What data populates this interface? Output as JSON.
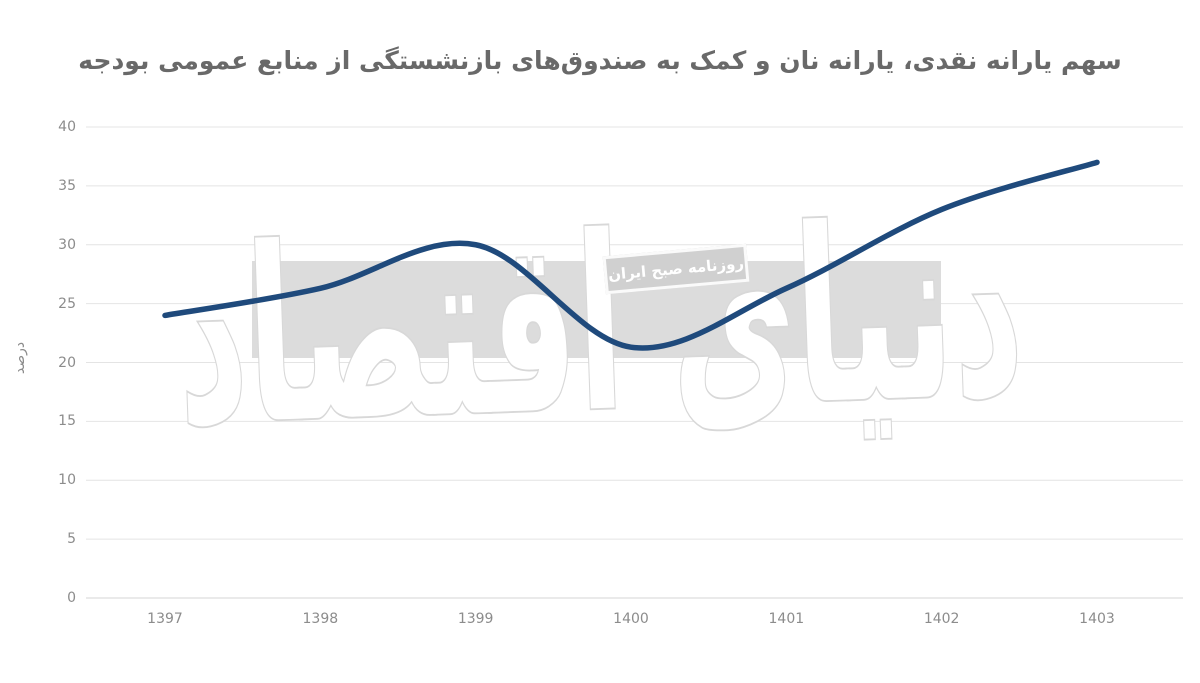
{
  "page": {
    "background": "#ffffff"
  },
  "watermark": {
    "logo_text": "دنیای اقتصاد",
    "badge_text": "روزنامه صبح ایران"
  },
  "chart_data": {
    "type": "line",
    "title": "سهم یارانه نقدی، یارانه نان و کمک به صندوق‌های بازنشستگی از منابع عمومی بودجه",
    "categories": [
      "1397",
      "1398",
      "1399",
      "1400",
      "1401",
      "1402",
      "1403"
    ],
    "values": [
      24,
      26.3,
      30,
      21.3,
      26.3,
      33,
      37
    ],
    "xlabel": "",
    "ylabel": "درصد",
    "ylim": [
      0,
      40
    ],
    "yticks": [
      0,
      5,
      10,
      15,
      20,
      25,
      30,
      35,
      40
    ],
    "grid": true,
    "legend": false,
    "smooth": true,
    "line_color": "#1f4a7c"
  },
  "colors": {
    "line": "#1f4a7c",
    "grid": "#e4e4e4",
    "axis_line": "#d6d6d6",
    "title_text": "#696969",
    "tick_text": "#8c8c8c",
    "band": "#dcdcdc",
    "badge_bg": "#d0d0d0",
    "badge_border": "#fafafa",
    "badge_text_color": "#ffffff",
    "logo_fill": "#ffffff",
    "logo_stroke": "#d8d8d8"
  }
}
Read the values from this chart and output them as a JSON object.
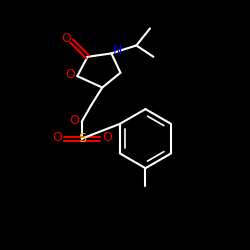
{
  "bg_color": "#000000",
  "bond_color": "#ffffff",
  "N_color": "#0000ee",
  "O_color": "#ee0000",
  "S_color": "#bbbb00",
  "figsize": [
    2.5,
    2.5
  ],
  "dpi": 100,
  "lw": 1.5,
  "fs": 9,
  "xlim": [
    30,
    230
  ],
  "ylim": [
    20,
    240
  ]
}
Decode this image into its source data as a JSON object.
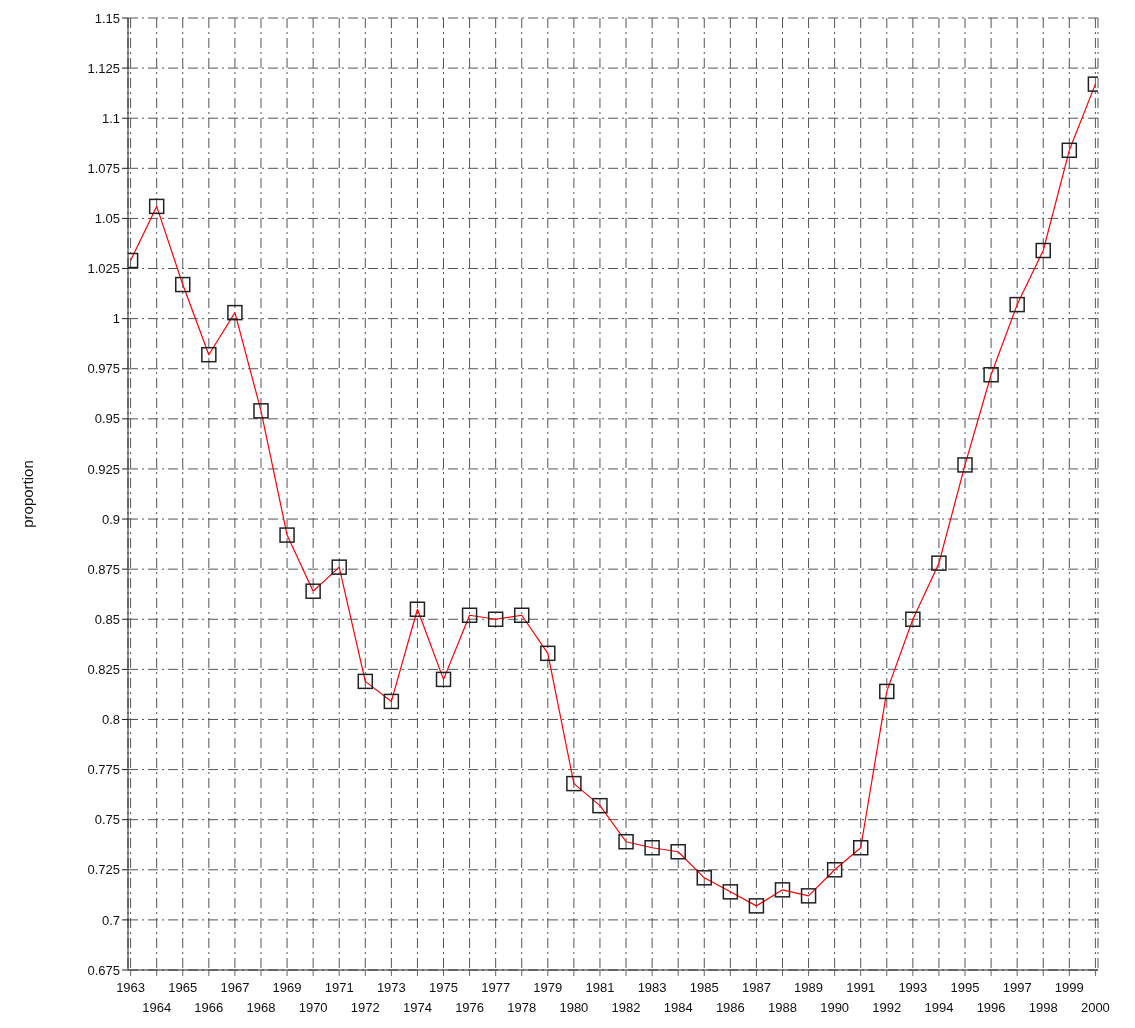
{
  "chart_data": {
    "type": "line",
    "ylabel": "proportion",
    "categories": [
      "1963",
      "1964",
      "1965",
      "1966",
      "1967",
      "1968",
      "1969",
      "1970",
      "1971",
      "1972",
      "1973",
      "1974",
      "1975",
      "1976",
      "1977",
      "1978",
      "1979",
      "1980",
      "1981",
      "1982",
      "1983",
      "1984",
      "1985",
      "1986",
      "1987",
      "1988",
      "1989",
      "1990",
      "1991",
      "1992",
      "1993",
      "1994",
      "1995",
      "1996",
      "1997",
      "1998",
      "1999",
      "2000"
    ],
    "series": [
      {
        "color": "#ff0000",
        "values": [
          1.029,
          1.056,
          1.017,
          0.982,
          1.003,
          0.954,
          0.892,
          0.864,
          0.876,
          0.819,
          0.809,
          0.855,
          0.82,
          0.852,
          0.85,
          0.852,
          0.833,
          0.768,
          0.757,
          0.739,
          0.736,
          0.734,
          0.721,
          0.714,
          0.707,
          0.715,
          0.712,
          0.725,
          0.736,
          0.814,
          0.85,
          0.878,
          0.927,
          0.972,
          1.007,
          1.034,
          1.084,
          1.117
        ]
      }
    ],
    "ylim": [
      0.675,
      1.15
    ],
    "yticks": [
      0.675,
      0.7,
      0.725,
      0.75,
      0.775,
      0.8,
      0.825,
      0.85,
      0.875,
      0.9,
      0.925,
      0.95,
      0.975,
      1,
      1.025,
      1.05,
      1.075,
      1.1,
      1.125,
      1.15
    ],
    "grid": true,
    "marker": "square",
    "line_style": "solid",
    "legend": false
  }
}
==
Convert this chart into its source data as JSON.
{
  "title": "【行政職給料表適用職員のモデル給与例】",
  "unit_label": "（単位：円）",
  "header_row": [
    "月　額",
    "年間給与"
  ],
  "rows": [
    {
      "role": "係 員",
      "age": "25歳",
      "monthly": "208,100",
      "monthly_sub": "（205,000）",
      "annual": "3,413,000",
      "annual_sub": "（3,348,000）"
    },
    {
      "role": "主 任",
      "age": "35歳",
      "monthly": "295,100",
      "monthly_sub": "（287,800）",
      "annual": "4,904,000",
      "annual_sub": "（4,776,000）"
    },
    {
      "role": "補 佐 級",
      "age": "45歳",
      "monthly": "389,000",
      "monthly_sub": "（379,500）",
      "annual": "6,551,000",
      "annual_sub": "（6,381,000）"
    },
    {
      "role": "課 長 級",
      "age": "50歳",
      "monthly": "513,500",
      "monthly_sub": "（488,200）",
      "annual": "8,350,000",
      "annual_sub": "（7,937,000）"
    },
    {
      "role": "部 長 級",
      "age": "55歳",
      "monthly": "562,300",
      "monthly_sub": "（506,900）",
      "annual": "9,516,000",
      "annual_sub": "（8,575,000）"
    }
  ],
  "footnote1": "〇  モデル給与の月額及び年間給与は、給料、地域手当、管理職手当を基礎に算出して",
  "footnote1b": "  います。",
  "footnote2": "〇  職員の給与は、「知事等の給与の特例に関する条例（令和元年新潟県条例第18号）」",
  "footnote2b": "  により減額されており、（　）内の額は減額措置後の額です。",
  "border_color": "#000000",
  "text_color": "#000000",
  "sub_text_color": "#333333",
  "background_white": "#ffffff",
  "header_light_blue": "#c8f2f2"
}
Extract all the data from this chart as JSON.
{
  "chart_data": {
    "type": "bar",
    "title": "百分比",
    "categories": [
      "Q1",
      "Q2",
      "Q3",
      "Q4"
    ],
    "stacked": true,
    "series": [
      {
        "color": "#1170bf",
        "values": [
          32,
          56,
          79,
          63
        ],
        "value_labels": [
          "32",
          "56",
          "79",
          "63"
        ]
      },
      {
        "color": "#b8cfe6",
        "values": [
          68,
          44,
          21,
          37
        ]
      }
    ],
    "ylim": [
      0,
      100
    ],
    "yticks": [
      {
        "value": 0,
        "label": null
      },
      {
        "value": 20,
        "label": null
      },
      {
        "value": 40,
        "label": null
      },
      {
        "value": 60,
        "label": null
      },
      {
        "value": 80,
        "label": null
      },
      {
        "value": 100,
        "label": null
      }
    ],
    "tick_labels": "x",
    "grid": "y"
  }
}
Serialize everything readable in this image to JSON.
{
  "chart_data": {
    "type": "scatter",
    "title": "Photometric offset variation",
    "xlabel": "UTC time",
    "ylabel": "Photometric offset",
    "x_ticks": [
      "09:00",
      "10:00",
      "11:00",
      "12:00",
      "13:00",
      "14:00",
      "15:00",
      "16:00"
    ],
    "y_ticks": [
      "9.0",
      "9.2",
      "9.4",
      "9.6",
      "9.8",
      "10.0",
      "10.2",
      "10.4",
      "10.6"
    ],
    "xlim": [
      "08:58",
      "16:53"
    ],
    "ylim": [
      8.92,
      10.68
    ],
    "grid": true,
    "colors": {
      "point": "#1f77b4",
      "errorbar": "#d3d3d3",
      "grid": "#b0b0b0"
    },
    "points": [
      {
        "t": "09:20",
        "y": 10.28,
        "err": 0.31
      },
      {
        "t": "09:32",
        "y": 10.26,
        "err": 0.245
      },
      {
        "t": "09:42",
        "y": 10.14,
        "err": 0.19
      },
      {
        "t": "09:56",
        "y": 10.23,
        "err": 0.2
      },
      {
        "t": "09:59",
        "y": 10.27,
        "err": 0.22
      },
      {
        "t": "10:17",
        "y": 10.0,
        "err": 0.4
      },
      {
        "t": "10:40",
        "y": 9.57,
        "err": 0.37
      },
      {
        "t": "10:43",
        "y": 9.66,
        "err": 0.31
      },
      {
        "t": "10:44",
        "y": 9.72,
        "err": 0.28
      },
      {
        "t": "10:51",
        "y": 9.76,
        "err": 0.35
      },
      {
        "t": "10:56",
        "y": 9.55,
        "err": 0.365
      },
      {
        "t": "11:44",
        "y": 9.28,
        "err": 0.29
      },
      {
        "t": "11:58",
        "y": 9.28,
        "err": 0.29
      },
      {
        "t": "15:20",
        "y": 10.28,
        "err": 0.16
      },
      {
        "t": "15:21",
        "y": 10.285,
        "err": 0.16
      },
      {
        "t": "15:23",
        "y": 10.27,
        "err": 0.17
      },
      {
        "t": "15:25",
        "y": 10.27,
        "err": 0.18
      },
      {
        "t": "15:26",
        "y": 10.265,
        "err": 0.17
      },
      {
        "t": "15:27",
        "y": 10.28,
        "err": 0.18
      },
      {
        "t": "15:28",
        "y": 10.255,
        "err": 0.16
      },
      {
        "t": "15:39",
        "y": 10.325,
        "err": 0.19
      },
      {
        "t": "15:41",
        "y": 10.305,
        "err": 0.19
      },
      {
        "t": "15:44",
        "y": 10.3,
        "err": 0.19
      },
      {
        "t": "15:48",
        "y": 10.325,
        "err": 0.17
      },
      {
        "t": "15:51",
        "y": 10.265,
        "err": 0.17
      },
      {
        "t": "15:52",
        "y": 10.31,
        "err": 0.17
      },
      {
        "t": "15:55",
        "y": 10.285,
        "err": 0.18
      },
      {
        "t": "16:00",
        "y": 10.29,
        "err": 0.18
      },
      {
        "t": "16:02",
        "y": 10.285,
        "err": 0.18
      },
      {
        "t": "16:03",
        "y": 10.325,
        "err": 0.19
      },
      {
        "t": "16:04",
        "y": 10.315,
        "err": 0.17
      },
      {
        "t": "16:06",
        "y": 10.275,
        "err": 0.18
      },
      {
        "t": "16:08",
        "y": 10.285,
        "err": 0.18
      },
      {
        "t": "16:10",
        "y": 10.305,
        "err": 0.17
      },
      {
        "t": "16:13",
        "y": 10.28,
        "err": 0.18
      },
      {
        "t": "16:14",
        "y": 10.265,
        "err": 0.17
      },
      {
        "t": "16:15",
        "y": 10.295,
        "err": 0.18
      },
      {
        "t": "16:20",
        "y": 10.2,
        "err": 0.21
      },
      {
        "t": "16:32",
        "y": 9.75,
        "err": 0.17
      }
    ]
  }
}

Instructions to follow ->
Using the listing above, list every line in which the string "from" occurs.

Solution for this exercise ->
Read the values from this chart and output them as a JSON object.
Extract all the data from this chart as JSON.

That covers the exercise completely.